◆ What you have to do
Output the full listing below exactly, without the pictures.

Extracted data entries:
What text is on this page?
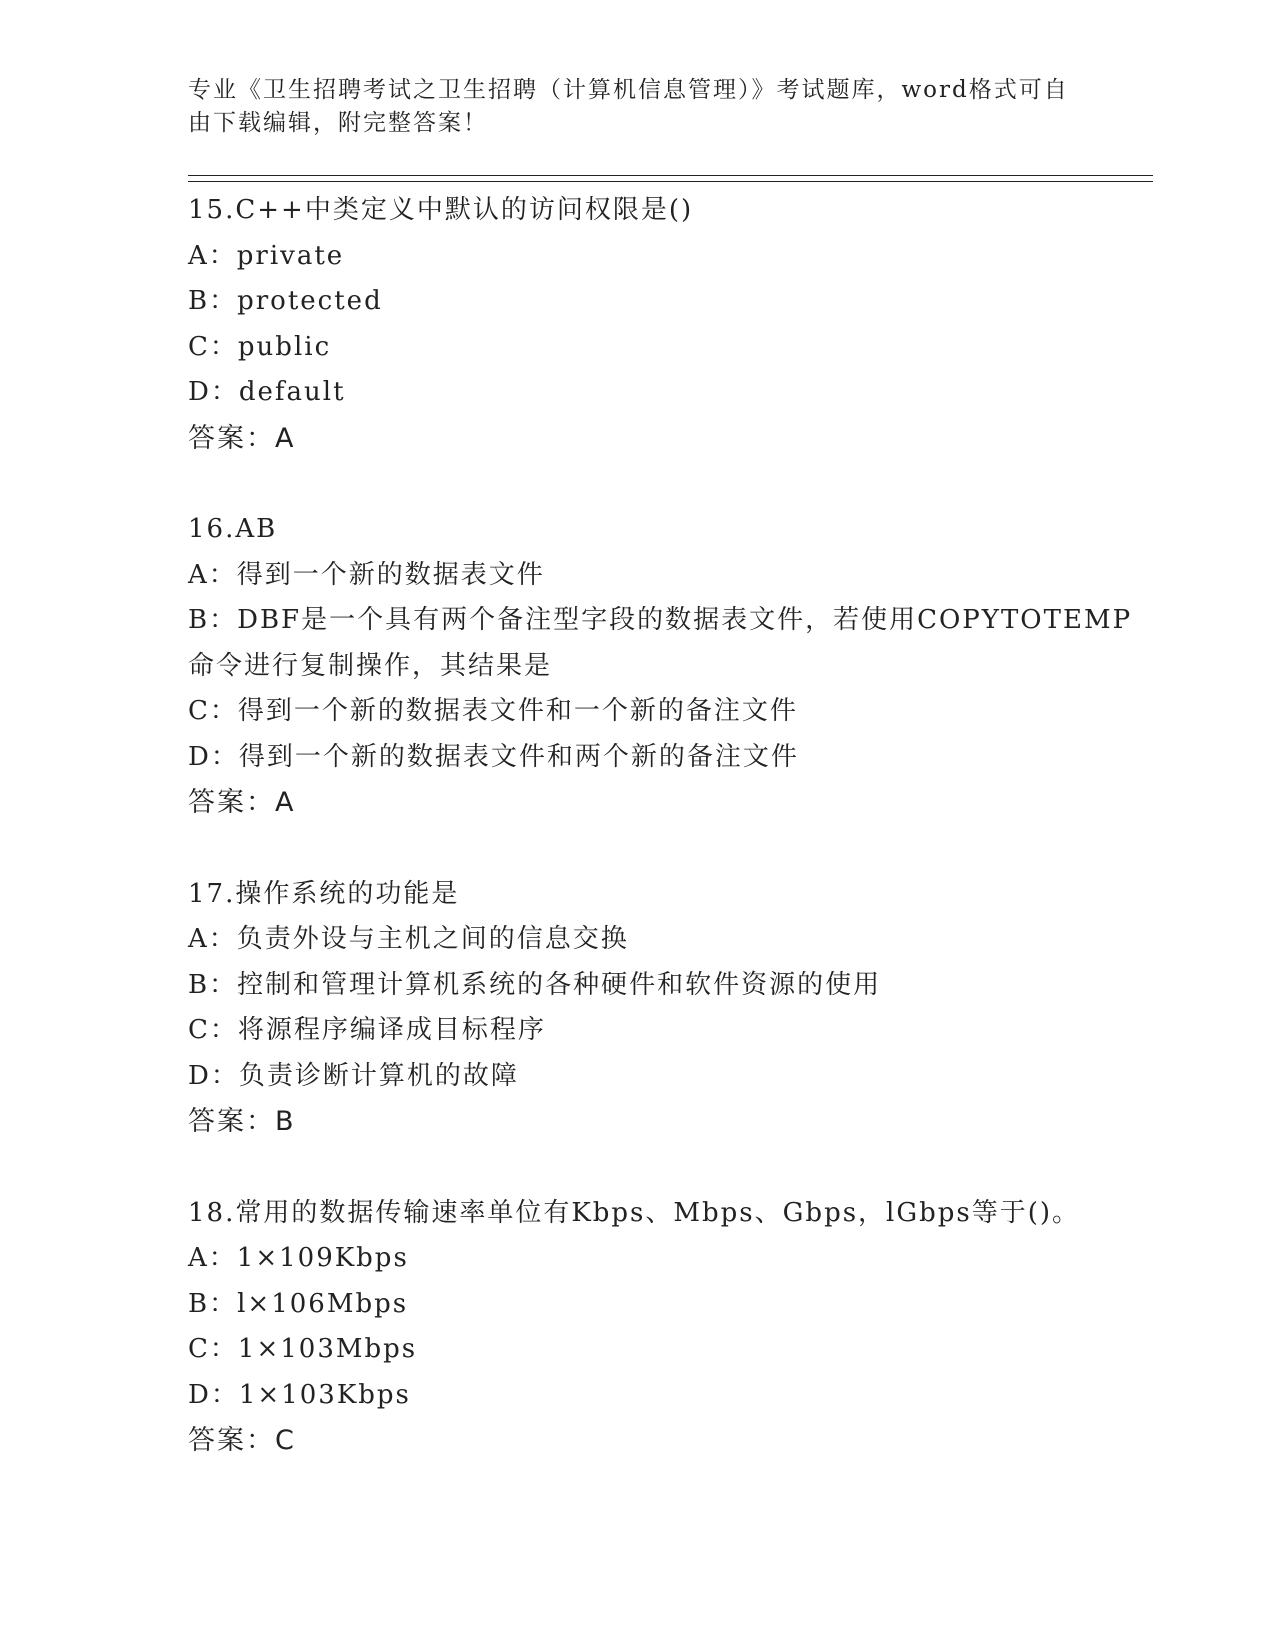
专业《卫生招聘考试之卫生招聘（计算机信息管理）》考试题库，word格式可自
由下载编辑，附完整答案！
15.C++中类定义中默认的访问权限是()
A：private
B：protected
C：public
D：default
答案：A
16.AB
A：得到一个新的数据表文件
B：DBF是一个具有两个备注型字段的数据表文件，若使用COPYTOTEMP
命令进行复制操作，其结果是
C：得到一个新的数据表文件和一个新的备注文件
D：得到一个新的数据表文件和两个新的备注文件
答案：A
17.操作系统的功能是
A：负责外设与主机之间的信息交换
B：控制和管理计算机系统的各种硬件和软件资源的使用
C：将源程序编译成目标程序
D：负责诊断计算机的故障
答案：B
18.常用的数据传输速率单位有Kbps、Mbps、Gbps，lGbps等于()。
A：1×109Kbps
B：l×106Mbps
C：1×103Mbps
D：1×103Kbps
答案：C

◆ Written response
What text is on this page?
专业《卫生招聘考试之卫生招聘（计算机信息管理）》考试题库，word格式可自
由下载编辑，附完整答案！
15.C++中类定义中默认的访问权限是()
A：private
B：protected
C：public
D：default
答案：A
16.AB
A：得到一个新的数据表文件
B：DBF是一个具有两个备注型字段的数据表文件，若使用COPYTOTEMP
命令进行复制操作，其结果是
C：得到一个新的数据表文件和一个新的备注文件
D：得到一个新的数据表文件和两个新的备注文件
答案：A
17.操作系统的功能是
A：负责外设与主机之间的信息交换
B：控制和管理计算机系统的各种硬件和软件资源的使用
C：将源程序编译成目标程序
D：负责诊断计算机的故障
答案：B
18.常用的数据传输速率单位有Kbps、Mbps、Gbps，lGbps等于()。
A：1×109Kbps
B：l×106Mbps
C：1×103Mbps
D：1×103Kbps
答案：C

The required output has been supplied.